* [Exercise directions]:
Retype every entry word for word.

* [Input material]:
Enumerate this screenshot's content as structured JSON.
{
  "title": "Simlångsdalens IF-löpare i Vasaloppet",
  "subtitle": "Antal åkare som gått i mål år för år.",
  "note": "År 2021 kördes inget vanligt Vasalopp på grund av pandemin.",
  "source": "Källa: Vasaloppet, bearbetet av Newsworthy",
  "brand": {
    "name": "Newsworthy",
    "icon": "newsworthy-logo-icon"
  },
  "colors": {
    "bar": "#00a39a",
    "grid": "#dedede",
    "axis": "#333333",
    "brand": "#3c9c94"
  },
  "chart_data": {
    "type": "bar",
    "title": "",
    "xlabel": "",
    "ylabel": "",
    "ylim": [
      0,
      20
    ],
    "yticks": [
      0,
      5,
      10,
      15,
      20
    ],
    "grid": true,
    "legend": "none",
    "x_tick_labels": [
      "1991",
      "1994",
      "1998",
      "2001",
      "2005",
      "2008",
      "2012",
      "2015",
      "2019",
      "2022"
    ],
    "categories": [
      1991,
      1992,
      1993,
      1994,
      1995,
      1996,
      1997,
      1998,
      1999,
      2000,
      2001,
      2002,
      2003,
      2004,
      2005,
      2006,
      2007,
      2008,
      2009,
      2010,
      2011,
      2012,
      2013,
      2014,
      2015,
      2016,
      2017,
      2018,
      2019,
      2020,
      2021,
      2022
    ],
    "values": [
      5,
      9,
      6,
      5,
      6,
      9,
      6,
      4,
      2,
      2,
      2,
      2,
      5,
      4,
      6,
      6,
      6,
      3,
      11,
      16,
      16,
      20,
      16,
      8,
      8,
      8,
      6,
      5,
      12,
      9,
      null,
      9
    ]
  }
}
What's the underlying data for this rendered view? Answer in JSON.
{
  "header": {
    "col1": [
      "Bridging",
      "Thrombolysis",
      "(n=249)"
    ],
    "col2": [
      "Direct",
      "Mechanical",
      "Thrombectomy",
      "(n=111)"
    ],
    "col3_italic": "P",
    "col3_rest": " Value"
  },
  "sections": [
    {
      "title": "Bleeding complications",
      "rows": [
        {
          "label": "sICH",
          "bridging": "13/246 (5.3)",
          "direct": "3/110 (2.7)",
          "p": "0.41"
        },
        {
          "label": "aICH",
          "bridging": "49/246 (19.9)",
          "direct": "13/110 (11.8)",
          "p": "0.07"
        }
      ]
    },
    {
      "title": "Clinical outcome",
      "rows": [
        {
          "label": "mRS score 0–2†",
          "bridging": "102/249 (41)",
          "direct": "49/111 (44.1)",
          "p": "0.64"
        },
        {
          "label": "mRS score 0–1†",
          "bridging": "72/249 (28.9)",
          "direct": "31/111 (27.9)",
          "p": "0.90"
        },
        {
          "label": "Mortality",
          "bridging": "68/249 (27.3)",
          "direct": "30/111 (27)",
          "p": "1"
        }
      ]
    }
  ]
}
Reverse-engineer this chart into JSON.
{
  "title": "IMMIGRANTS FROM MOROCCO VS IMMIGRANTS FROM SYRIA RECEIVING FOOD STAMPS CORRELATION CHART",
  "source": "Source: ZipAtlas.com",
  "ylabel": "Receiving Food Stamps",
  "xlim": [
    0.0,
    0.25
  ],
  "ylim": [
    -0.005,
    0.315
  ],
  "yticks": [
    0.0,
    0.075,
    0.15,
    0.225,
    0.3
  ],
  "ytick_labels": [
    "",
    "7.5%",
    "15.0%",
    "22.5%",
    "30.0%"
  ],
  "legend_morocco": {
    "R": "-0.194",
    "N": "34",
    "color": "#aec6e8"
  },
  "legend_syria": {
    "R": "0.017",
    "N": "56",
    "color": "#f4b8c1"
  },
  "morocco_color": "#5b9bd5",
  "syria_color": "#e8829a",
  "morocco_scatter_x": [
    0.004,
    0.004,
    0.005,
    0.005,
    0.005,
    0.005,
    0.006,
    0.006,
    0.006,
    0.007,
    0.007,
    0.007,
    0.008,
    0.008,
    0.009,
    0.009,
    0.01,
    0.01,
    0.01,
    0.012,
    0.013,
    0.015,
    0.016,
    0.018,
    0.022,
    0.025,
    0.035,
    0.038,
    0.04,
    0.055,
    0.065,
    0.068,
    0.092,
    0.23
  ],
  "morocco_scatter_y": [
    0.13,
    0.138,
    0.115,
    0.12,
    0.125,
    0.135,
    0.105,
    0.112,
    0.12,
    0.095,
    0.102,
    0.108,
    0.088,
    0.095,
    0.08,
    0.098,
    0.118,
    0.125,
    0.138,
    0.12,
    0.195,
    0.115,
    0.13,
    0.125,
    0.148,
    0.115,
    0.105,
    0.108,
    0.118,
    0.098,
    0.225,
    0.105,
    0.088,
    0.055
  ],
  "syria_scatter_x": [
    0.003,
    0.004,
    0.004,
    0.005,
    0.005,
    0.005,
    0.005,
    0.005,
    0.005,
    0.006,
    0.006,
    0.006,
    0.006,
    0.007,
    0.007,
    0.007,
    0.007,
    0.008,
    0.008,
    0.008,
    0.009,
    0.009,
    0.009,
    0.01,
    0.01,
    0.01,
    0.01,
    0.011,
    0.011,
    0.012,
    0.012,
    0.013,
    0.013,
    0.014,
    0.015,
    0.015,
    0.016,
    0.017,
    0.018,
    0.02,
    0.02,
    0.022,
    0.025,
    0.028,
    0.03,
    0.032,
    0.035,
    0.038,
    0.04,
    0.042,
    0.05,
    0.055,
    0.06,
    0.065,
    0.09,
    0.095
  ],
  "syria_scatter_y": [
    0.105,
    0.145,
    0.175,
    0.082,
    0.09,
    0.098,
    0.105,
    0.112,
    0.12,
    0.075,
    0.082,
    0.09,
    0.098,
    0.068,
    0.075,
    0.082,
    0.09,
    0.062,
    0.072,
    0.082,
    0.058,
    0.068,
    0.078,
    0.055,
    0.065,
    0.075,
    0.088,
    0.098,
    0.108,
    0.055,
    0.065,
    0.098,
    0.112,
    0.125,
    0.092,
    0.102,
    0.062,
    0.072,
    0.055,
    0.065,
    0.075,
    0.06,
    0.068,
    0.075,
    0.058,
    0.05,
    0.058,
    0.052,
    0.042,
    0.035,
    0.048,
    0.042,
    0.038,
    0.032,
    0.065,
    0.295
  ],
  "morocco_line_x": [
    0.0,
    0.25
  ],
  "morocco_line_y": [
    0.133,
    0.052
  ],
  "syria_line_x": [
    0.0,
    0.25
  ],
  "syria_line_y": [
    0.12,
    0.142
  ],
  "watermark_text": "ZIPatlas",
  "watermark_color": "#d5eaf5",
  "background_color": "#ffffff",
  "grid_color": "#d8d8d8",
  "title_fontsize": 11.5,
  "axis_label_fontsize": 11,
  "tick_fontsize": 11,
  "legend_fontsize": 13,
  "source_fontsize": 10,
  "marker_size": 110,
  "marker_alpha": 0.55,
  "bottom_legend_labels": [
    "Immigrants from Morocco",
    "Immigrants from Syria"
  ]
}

* [Written response]:
Enumerate this screenshot's content as structured JSON.
{
  "title": "Simlångsdalens IF-löpare i Vasaloppet",
  "subtitle": "Antal åkare som gått i mål år för år.",
  "note": "År 2021 kördes inget vanligt Vasalopp på grund av pandemin.",
  "source": "Källa: Vasaloppet, bearbetet av Newsworthy",
  "brand": {
    "name": "Newsworthy",
    "icon": "newsworthy-logo-icon"
  },
  "colors": {
    "bar": "#00a39a",
    "grid": "#dedede",
    "axis": "#333333",
    "brand": "#3c9c94"
  },
  "chart_data": {
    "type": "bar",
    "title": "",
    "xlabel": "",
    "ylabel": "",
    "ylim": [
      0,
      20
    ],
    "yticks": [
      0,
      5,
      10,
      15,
      20
    ],
    "grid": true,
    "legend": "none",
    "x_tick_labels": [
      "1991",
      "1994",
      "1998",
      "2001",
      "2005",
      "2008",
      "2012",
      "2015",
      "2019",
      "2022"
    ],
    "categories": [
      1991,
      1992,
      1993,
      1994,
      1995,
      1996,
      1997,
      1998,
      1999,
      2000,
      2001,
      2002,
      2003,
      2004,
      2005,
      2006,
      2007,
      2008,
      2009,
      2010,
      2011,
      2012,
      2013,
      2014,
      2015,
      2016,
      2017,
      2018,
      2019,
      2020,
      2021,
      2022
    ],
    "values": [
      5,
      9,
      6,
      5,
      6,
      9,
      6,
      4,
      2,
      2,
      2,
      2,
      5,
      4,
      6,
      6,
      6,
      3,
      11,
      16,
      16,
      20,
      16,
      8,
      8,
      8,
      6,
      5,
      12,
      9,
      null,
      9
    ]
  }
}
What's the underlying data for this rendered view? Answer in JSON.
{
  "header": {
    "col1": [
      "Bridging",
      "Thrombolysis",
      "(n=249)"
    ],
    "col2": [
      "Direct",
      "Mechanical",
      "Thrombectomy",
      "(n=111)"
    ],
    "col3_italic": "P",
    "col3_rest": " Value"
  },
  "sections": [
    {
      "title": "Bleeding complications",
      "rows": [
        {
          "label": "sICH",
          "bridging": "13/246 (5.3)",
          "direct": "3/110 (2.7)",
          "p": "0.41"
        },
        {
          "label": "aICH",
          "bridging": "49/246 (19.9)",
          "direct": "13/110 (11.8)",
          "p": "0.07"
        }
      ]
    },
    {
      "title": "Clinical outcome",
      "rows": [
        {
          "label": "mRS score 0–2†",
          "bridging": "102/249 (41)",
          "direct": "49/111 (44.1)",
          "p": "0.64"
        },
        {
          "label": "mRS score 0–1†",
          "bridging": "72/249 (28.9)",
          "direct": "31/111 (27.9)",
          "p": "0.90"
        },
        {
          "label": "Mortality",
          "bridging": "68/249 (27.3)",
          "direct": "30/111 (27)",
          "p": "1"
        }
      ]
    }
  ]
}
Reverse-engineer this chart into JSON.
{
  "title": "IMMIGRANTS FROM MOROCCO VS IMMIGRANTS FROM SYRIA RECEIVING FOOD STAMPS CORRELATION CHART",
  "source": "Source: ZipAtlas.com",
  "ylabel": "Receiving Food Stamps",
  "xlim": [
    0.0,
    0.25
  ],
  "ylim": [
    -0.005,
    0.315
  ],
  "yticks": [
    0.0,
    0.075,
    0.15,
    0.225,
    0.3
  ],
  "ytick_labels": [
    "",
    "7.5%",
    "15.0%",
    "22.5%",
    "30.0%"
  ],
  "legend_morocco": {
    "R": "-0.194",
    "N": "34",
    "color": "#aec6e8"
  },
  "legend_syria": {
    "R": "0.017",
    "N": "56",
    "color": "#f4b8c1"
  },
  "morocco_color": "#5b9bd5",
  "syria_color": "#e8829a",
  "morocco_scatter_x": [
    0.004,
    0.004,
    0.005,
    0.005,
    0.005,
    0.005,
    0.006,
    0.006,
    0.006,
    0.007,
    0.007,
    0.007,
    0.008,
    0.008,
    0.009,
    0.009,
    0.01,
    0.01,
    0.01,
    0.012,
    0.013,
    0.015,
    0.016,
    0.018,
    0.022,
    0.025,
    0.035,
    0.038,
    0.04,
    0.055,
    0.065,
    0.068,
    0.092,
    0.23
  ],
  "morocco_scatter_y": [
    0.13,
    0.138,
    0.115,
    0.12,
    0.125,
    0.135,
    0.105,
    0.112,
    0.12,
    0.095,
    0.102,
    0.108,
    0.088,
    0.095,
    0.08,
    0.098,
    0.118,
    0.125,
    0.138,
    0.12,
    0.195,
    0.115,
    0.13,
    0.125,
    0.148,
    0.115,
    0.105,
    0.108,
    0.118,
    0.098,
    0.225,
    0.105,
    0.088,
    0.055
  ],
  "syria_scatter_x": [
    0.003,
    0.004,
    0.004,
    0.005,
    0.005,
    0.005,
    0.005,
    0.005,
    0.005,
    0.006,
    0.006,
    0.006,
    0.006,
    0.007,
    0.007,
    0.007,
    0.007,
    0.008,
    0.008,
    0.008,
    0.009,
    0.009,
    0.009,
    0.01,
    0.01,
    0.01,
    0.01,
    0.011,
    0.011,
    0.012,
    0.012,
    0.013,
    0.013,
    0.014,
    0.015,
    0.015,
    0.016,
    0.017,
    0.018,
    0.02,
    0.02,
    0.022,
    0.025,
    0.028,
    0.03,
    0.032,
    0.035,
    0.038,
    0.04,
    0.042,
    0.05,
    0.055,
    0.06,
    0.065,
    0.09,
    0.095
  ],
  "syria_scatter_y": [
    0.105,
    0.145,
    0.175,
    0.082,
    0.09,
    0.098,
    0.105,
    0.112,
    0.12,
    0.075,
    0.082,
    0.09,
    0.098,
    0.068,
    0.075,
    0.082,
    0.09,
    0.062,
    0.072,
    0.082,
    0.058,
    0.068,
    0.078,
    0.055,
    0.065,
    0.075,
    0.088,
    0.098,
    0.108,
    0.055,
    0.065,
    0.098,
    0.112,
    0.125,
    0.092,
    0.102,
    0.062,
    0.072,
    0.055,
    0.065,
    0.075,
    0.06,
    0.068,
    0.075,
    0.058,
    0.05,
    0.058,
    0.052,
    0.042,
    0.035,
    0.048,
    0.042,
    0.038,
    0.032,
    0.065,
    0.295
  ],
  "morocco_line_x": [
    0.0,
    0.25
  ],
  "morocco_line_y": [
    0.133,
    0.052
  ],
  "syria_line_x": [
    0.0,
    0.25
  ],
  "syria_line_y": [
    0.12,
    0.142
  ],
  "watermark_text": "ZIPatlas",
  "watermark_color": "#d5eaf5",
  "background_color": "#ffffff",
  "grid_color": "#d8d8d8",
  "title_fontsize": 11.5,
  "axis_label_fontsize": 11,
  "tick_fontsize": 11,
  "legend_fontsize": 13,
  "source_fontsize": 10,
  "marker_size": 110,
  "marker_alpha": 0.55,
  "bottom_legend_labels": [
    "Immigrants from Morocco",
    "Immigrants from Syria"
  ]
}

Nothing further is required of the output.